## Directions for this task
Search the data for the word "elements" and copy every line where it occurs.

%%

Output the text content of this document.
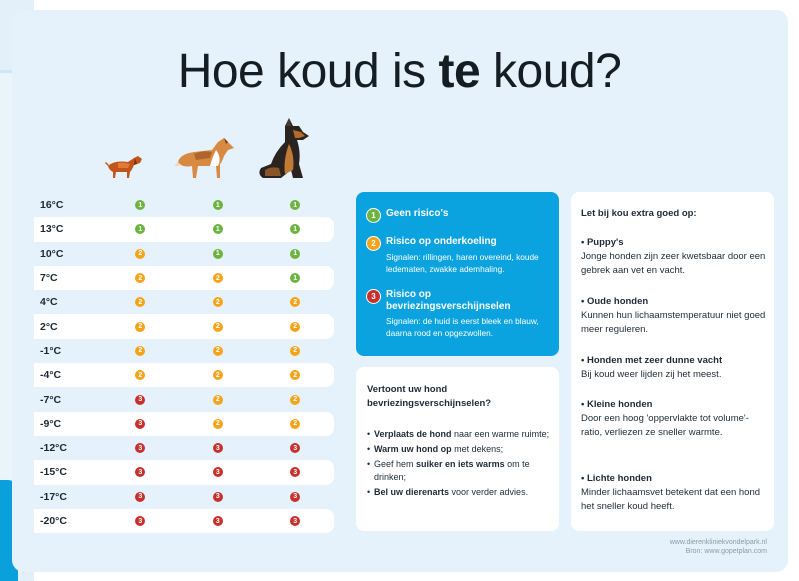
Hoe koud is te koud?
16°C	1	1	1
13°C	1	1	1
10°C	2	1	1
7°C	2	2	1
4°C	2	2	2
2°C	2	2	2
-1°C	2	2	2
-4°C	2	2	2
-7°C	3	2	2
-9°C	3	2	2
-12°C	3	3	3
-15°C	3	3	3
-17°C	3	3	3
-20°C	3	3	3
1	Geen risico's
2	Risico op onderkoeling
Signalen: rillingen, haren overeind, koude ledematen, zwakke ademhaling.
3	Risico op bevriezingsverschijnselen
Signalen: de huid is eerst bleek en blauw, daarna rood en opgezwollen.
Vertoont uw hond bevriezingsverschijnselen?
• Verplaats de hond naar een warme ruimte;
• Warm uw hond op met dekens;
• Geef hem suiker en iets warms om te drinken;
• Bel uw dierenarts voor verder advies.
Let bij kou extra goed op:
• Puppy's
Jonge honden zijn zeer kwetsbaar door een gebrek aan vet en vacht.
• Oude honden
Kunnen hun lichaamstemperatuur niet goed meer reguleren.
• Honden met zeer dunne vacht
Bij koud weer lijden zij het meest.
• Kleine honden
Door een hoog 'oppervlakte tot volume'-ratio, verliezen ze sneller warmte.
• Lichte honden
Minder lichaamsvet betekent dat een hond het sneller koud heeft.
www.dierenkliniekvondelpark.nl
Bron: www.gopetplan.com
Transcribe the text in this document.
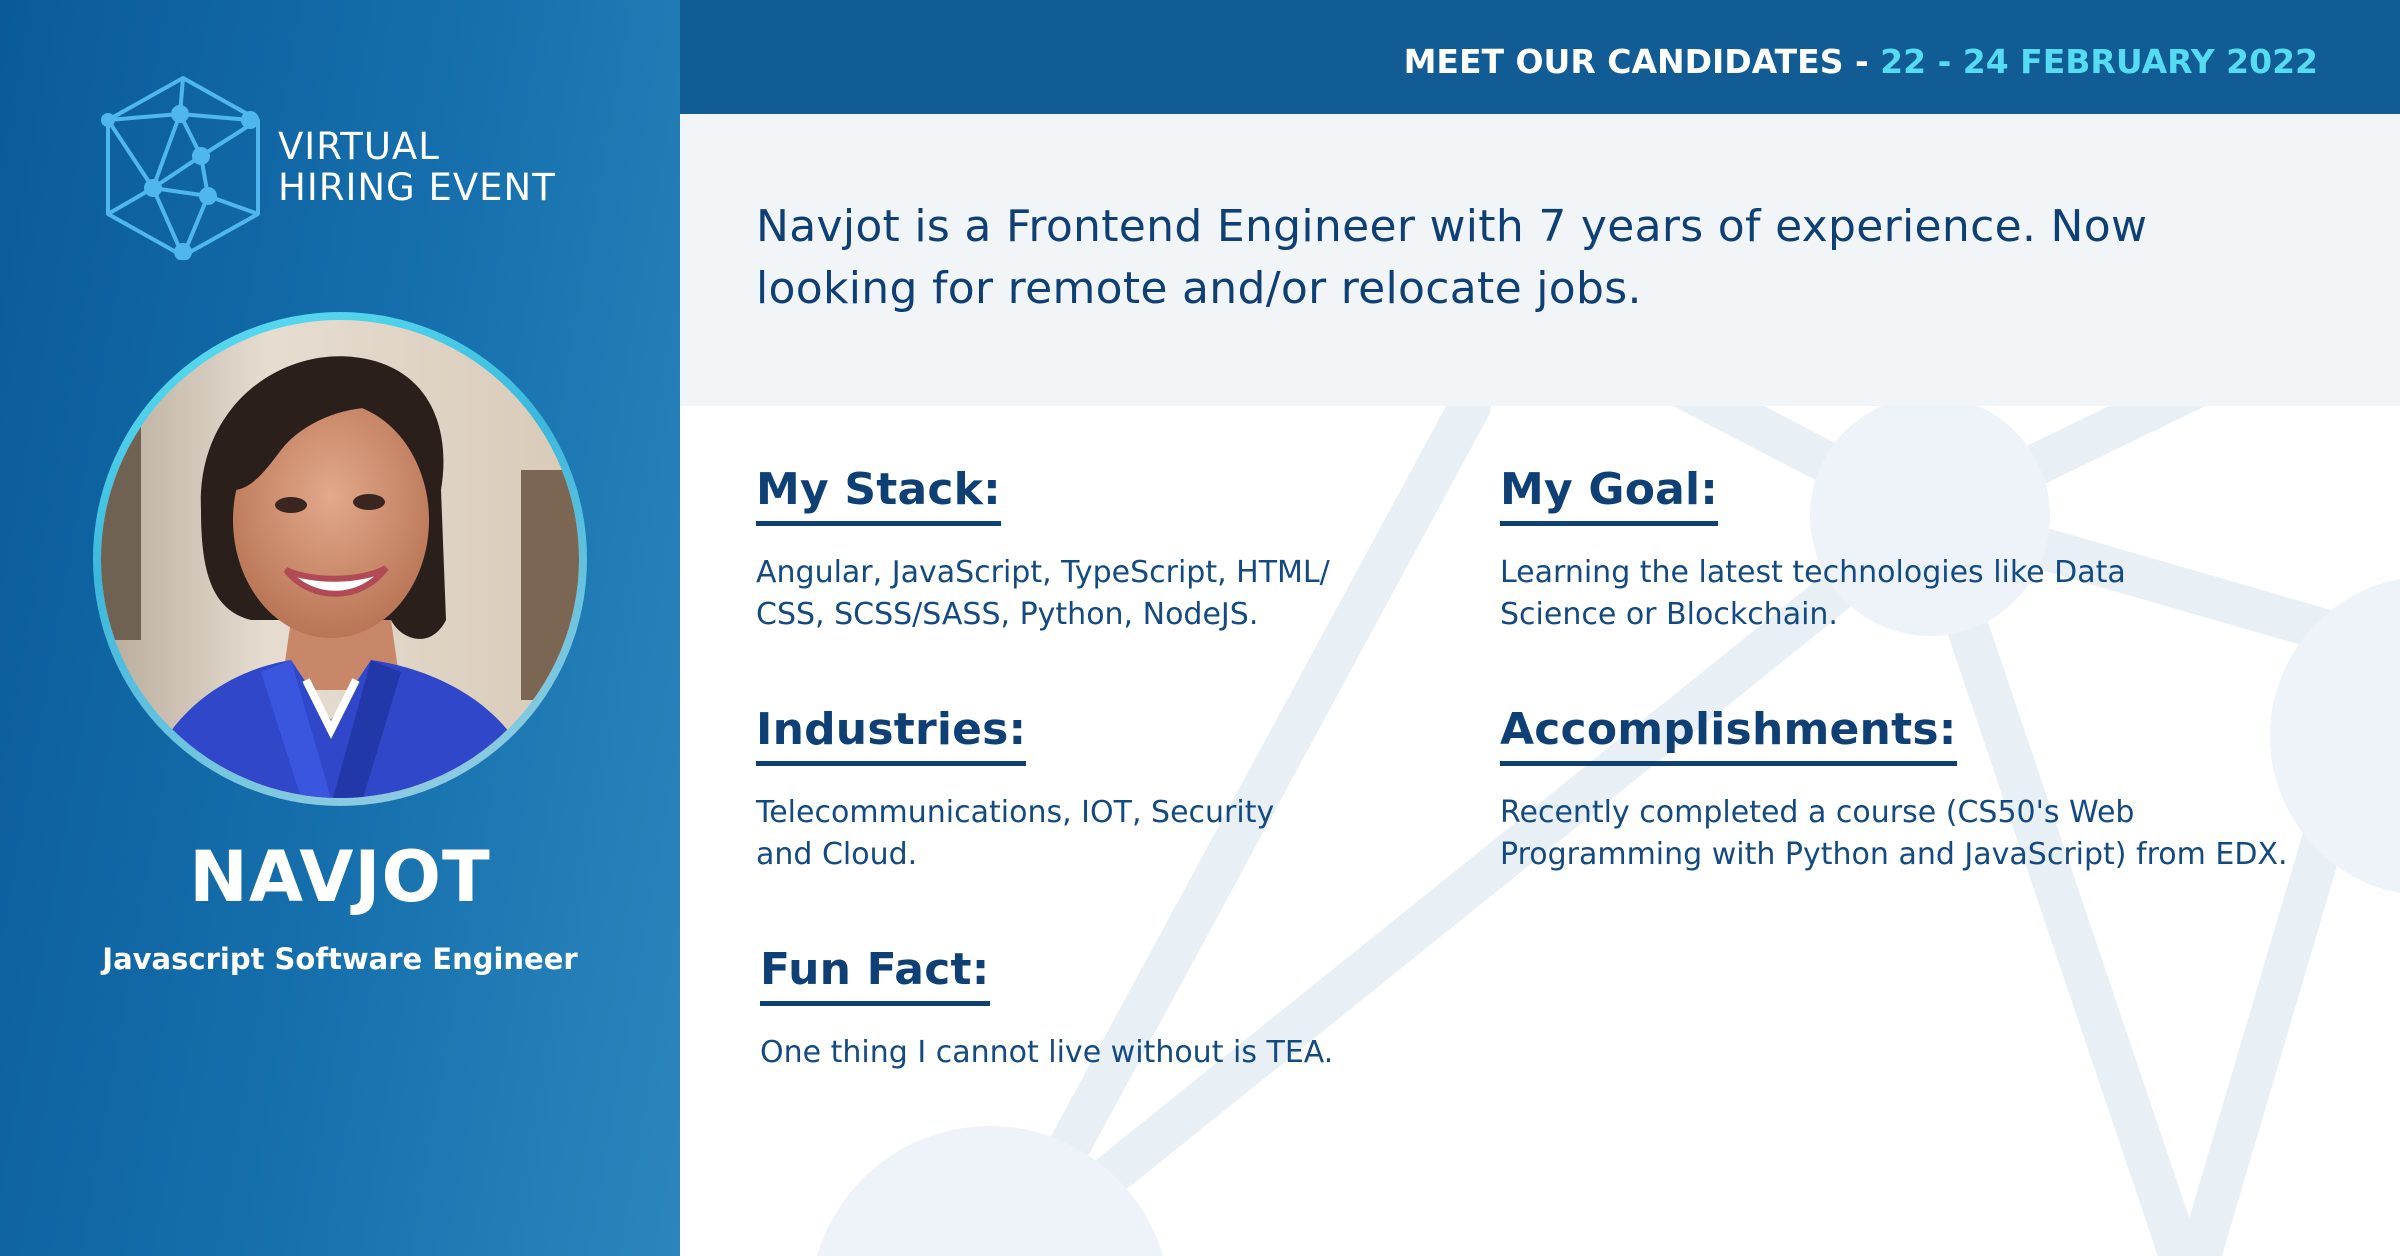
VIRTUAL
HIRING EVENT
NAVJOT
Javascript Software Engineer
MEET OUR CANDIDATES - 22 - 24 FEBRUARY 2022

Navjot is a Frontend Engineer with 7 years of experience. Now looking for remote and/or relocate jobs.

My Stack:

Angular, JavaScript, TypeScript, HTML/ CSS, SCSS/SASS, Python, NodeJS.

My Goal:

Learning the latest technologies like Data Science or Blockchain.

Industries:

Telecommunications, IOT, Security and Cloud.

Accomplishments:

Recently completed a course (CS50's Web Programming with Python and JavaScript) from EDX.

Fun Fact:

One thing I cannot live without is TEA.
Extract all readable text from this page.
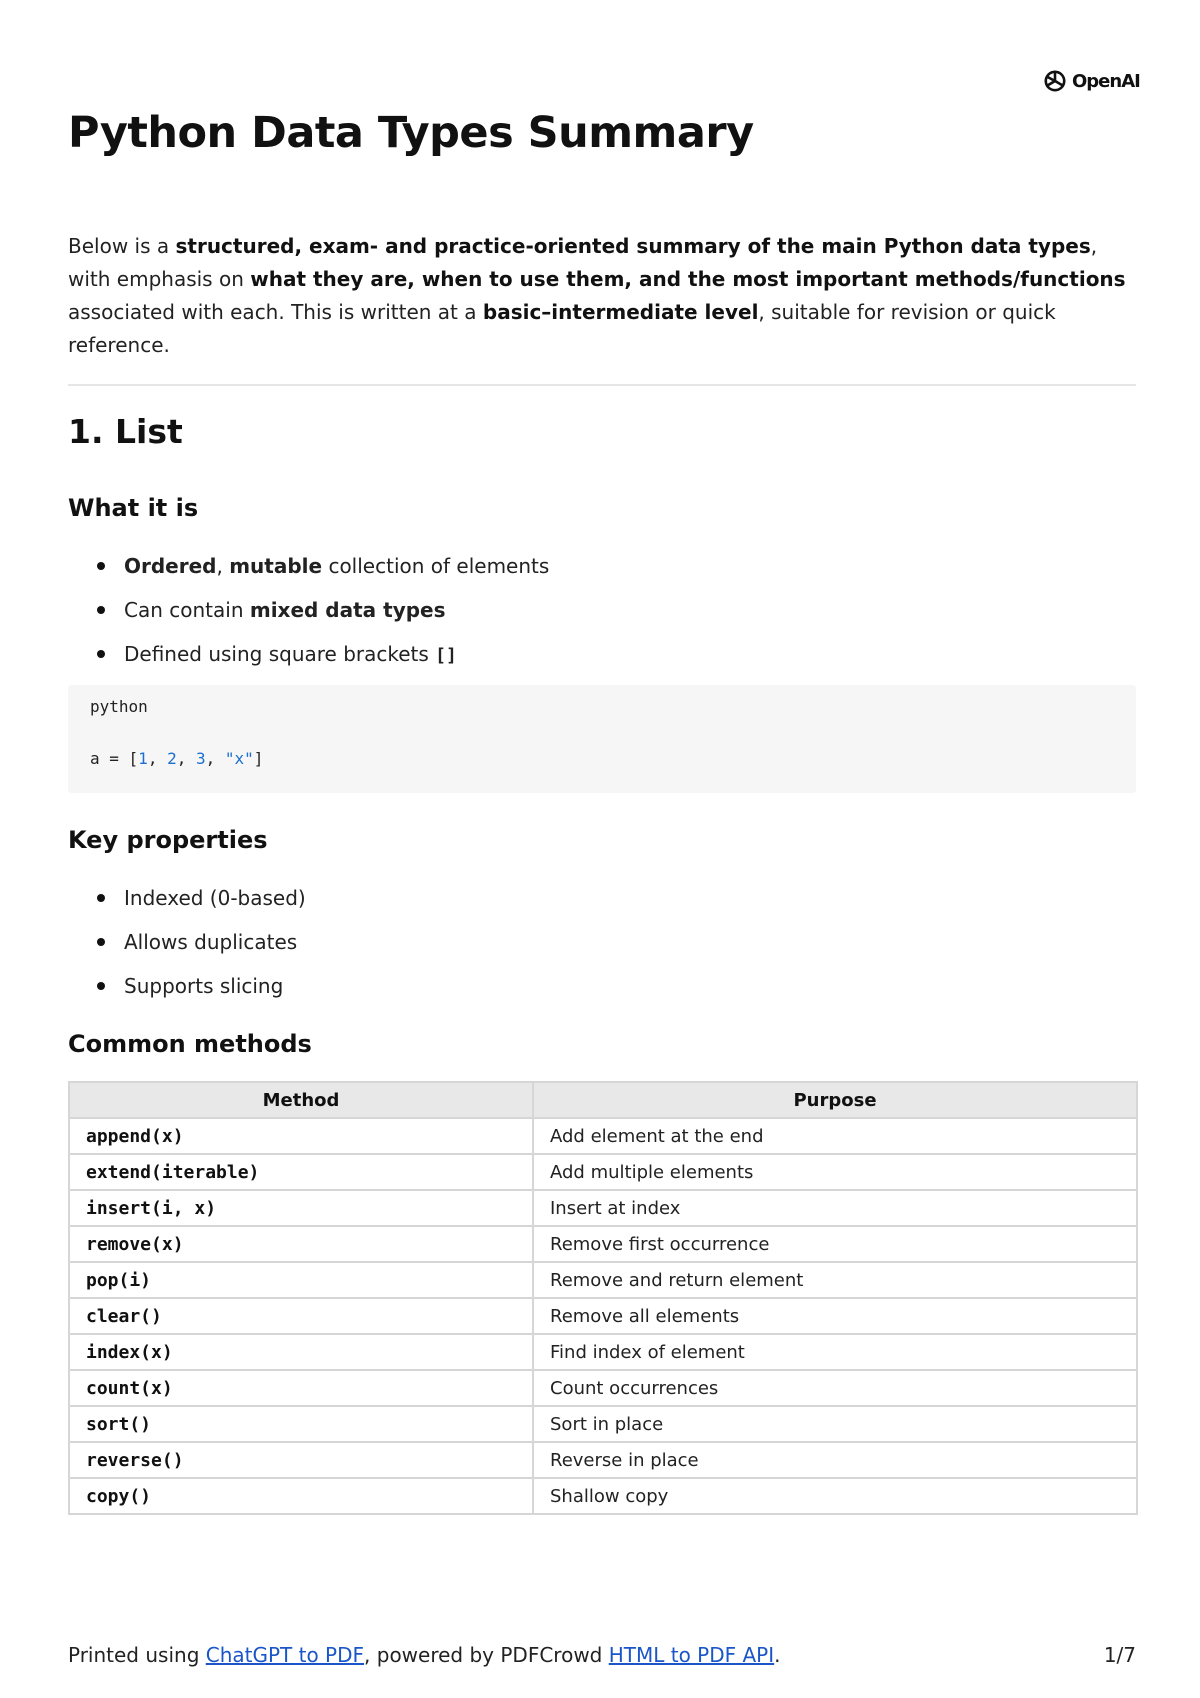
OpenAI
Python Data Types Summary

Below is a structured, exam- and practice-oriented summary of the main Python data types, with emphasis on what they are, when to use them, and the most important methods/functions associated with each. This is written at a basic–intermediate level, suitable for revision or quick reference.

1. List
What it is
Ordered, mutable collection of elements
Can contain mixed data types
Defined using square brackets []
python
a = [1, 2, 3, "x"]
Key properties
Indexed (0-based)
Allows duplicates
Supports slicing
Common methods
Method	Purpose
append(x)	Add element at the end
extend(iterable)	Add multiple elements
insert(i, x)	Insert at index
remove(x)	Remove first occurrence
pop(i)	Remove and return element
clear()	Remove all elements
index(x)	Find index of element
count(x)	Count occurrences
sort()	Sort in place
reverse()	Reverse in place
copy()	Shallow copy
Printed using ChatGPT to PDF, powered by PDFCrowd HTML to PDF API.	1/7
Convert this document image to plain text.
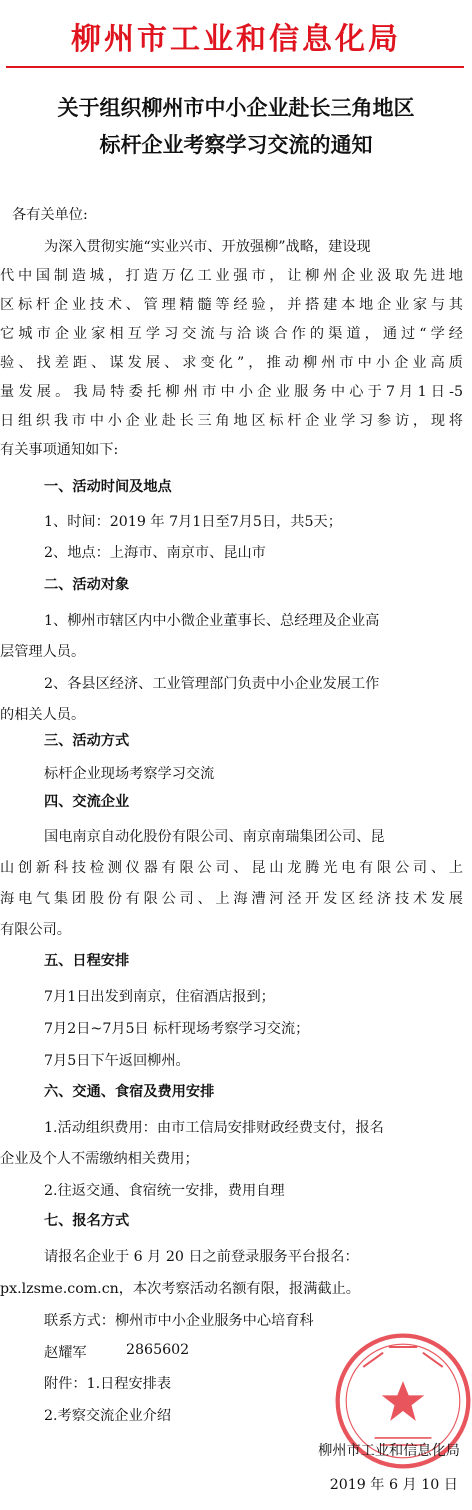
柳州市工业和信息化局
关于组织柳州市中小企业赴长三角地区
标杆企业考察学习交流的通知
各有关单位:
为深入贯彻实施“实业兴市、开放强柳”战略，建设现
代中国制造城，打造万亿工业强市，让柳州企业汲取先进地
区标杆企业技术、管理精髓等经验，并搭建本地企业家与其
它城市企业家相互学习交流与洽谈合作的渠道，通过“学经
验、找差距、谋发展、求变化”，推动柳州市中小企业高质
量发展。我局特委托柳州市中小企业服务中心于7月1日-5
日组织我市中小企业赴长三角地区标杆企业学习参访，现将
有关事项通知如下:
一、活动时间及地点
1、时间：2019 年 7月1日至7月5日，共5天；
2、地点：上海市、南京市、昆山市
二、活动对象
1、柳州市辖区内中小微企业董事长、总经理及企业高
层管理人员。
2、各县区经济、工业管理部门负责中小企业发展工作
的相关人员。
三、活动方式
标杆企业现场考察学习交流
四、交流企业
国电南京自动化股份有限公司、南京南瑞集团公司、昆
山创新科技检测仪器有限公司、昆山龙腾光电有限公司、上
海电气集团股份有限公司、上海漕河泾开发区经济技术发展
有限公司。
五、日程安排
7月1日出发到南京，住宿酒店报到；
7月2日~7月5日 标杆现场考察学习交流；
7月5日下午返回柳州。
六、交通、食宿及费用安排
1.活动组织费用：由市工信局安排财政经费支付，报名
企业及个人不需缴纳相关费用；
2.往返交通、食宿统一安排，费用自理
七、报名方式
请报名企业于 6 月 20 日之前登录服务平台报名：
px.lzsme.com.cn，本次考察活动名额有限，报满截止。
联系方式：柳州市中小企业服务中心培育科
赵耀军	2865602
附件：1.日程安排表
2.考察交流企业介绍
柳州市工业和信息化局
2019 年 6 月 10 日
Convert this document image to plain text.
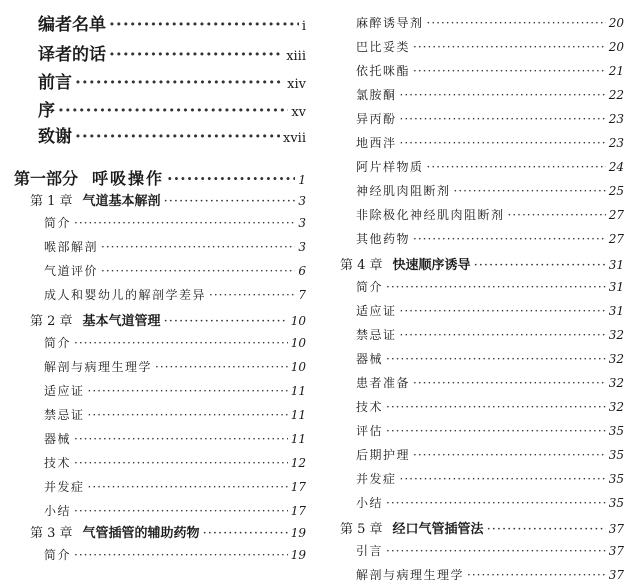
编者名单 ·····	i
译者的话 ·····	xiii
前言 ·····	xiv
序 ·····	xv
致谢 ·····	xvii
第一部分 呼吸操作 ·····	1
第 1 章 气道基本解剖 ·····	3
简介 ·····	3
喉部解剖 ·····	3
气道评价 ·····	6
成人和婴幼儿的解剖学差异 ·····	7
第 2 章 基本气道管理 ·····	10
简介 ·····	10
解剖与病理生理学 ·····	10
适应证 ·····	11
禁忌证 ·····	11
器械 ·····	11
技术 ·····	12
并发症 ·····	17
小结 ·····	17
第 3 章 气管插管的辅助药物 ·····	19
简介 ·····	19
麻醉诱导剂 ·····	20
巴比妥类 ·····	20
依托咪酯 ·····	21
氯胺酮 ·····	22
异丙酚 ·····	23
地西泮 ·····	23
阿片样物质 ·····	24
神经肌肉阻断剂 ·····	25
非除极化神经肌肉阻断剂 ·····	27
其他药物 ·····	27
第 4 章 快速顺序诱导 ·····	31
简介 ·····	31
适应证 ·····	31
禁忌证 ·····	32
器械 ·····	32
患者准备 ·····	32
技术 ·····	32
评估 ·····	35
后期护理 ·····	35
并发症 ·····	35
小结 ·····	35
第 5 章 经口气管插管法 ·····	37
引言 ·····	37
解剖与病理生理学 ·····	37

%%

## Result of this task
Ordered, mutable collection of elements
extend(iterable)	Add multiple elements
clear()	Remove all elements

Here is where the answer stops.